- _Exercise directions_: Among the records below, how many lines contain "tillval"? State the number and nothing more.

#### Listed entries

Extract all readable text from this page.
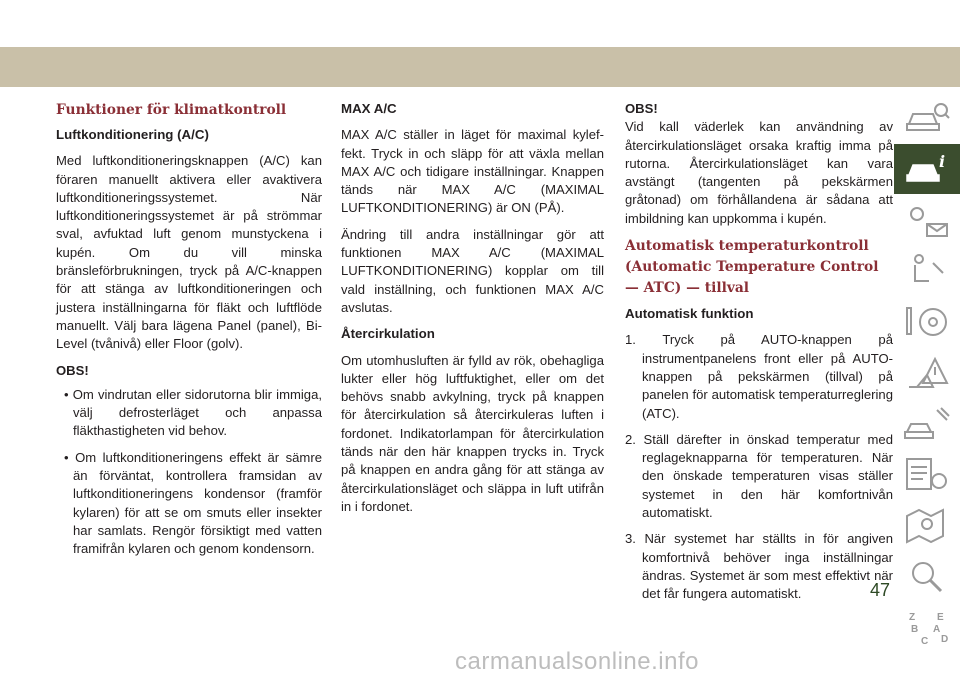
Funktioner för klimatkontroll
Luftkonditionering (A/C)

Med luftkonditioneringsknappen (A/C) kan föraren manuellt aktivera eller avaktivera luftkonditioneringssystemet. När luftkonditioneringssystemet är på strömmar sval, avfuktad luft genom munstyckena i kupén. Om du vill minska bränsleförbrukningen, tryck på A/C-knappen för att stänga av luftkonditioneringen och justera inställningarna för fläkt och luftflöde manuellt. Välj bara lägena Panel (panel), Bi-Level (tvånivå) eller Floor (golv).

OBS!

• Om vindrutan eller sidorutorna blir immiga, välj defrosterläget och anpassa fläkthastigheten vid behov.

• Om luftkonditioneringens effekt är sämre än förväntat, kontrollera framsidan av luftkonditioneringens kondensor (framför kylaren) för att se om smuts eller insekter har samlats. Rengör försiktigt med vatten framifrån kylaren och genom kondensorn.

MAX A/C

MAX A/C ställer in läget för maximal kyleffekt. Tryck in och släpp för att växla mellan MAX A/C och tidigare inställningar. Knappen tänds när MAX A/C (MAXIMAL LUFTKONDITIONERING) är ON (PÅ).

Ändring till andra inställningar gör att funktionen MAX A/C (MAXIMAL LUFTKONDITIONERING) kopplar om till vald inställning, och funktionen MAX A/C avslutas.

Återcirkulation

Om utomhusluften är fylld av rök, obehagliga lukter eller hög luftfuktighet, eller om det behövs snabb avkylning, tryck på knappen för återcirkulation så återcirkuleras luften i fordonet. Indikatorlampan för återcirkulation tänds när den här knappen trycks in. Tryck på knappen en andra gång för att stänga av återcirkulationsläget och släppa in luft utifrån in i fordonet.

OBS!

Vid kall väderlek kan användning av återcirkulationsläget orsaka kraftig imma på rutorna. Återcirkulationsläget kan vara avstängt (tangenten på pekskärmen gråtonad) om förhållandena är sådana att imbildning kan uppkomma i kupén.

Automatisk temperaturkontroll (Automatic Temperature Control — ATC) — tillval
Automatisk funktion

1. Tryck på AUTO-knappen på instrumentpanelens front eller på AUTO-knappen på pekskärmen (tillval) på panelen för automatisk temperaturreglering (ATC).

2. Ställ därefter in önskad temperatur med reglageknapparna för temperaturen. När den önskade temperaturen visas ställer systemet in den här komfortnivån automatiskt.

3. När systemet har ställts in för angiven komfortnivå behöver inga inställningar ändras. Systemet är som mest effektivt när det får fungera automatiskt.

i
Z E
B A
C D
47
carmanualsonline.info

########

- _Answer to the problem_: 2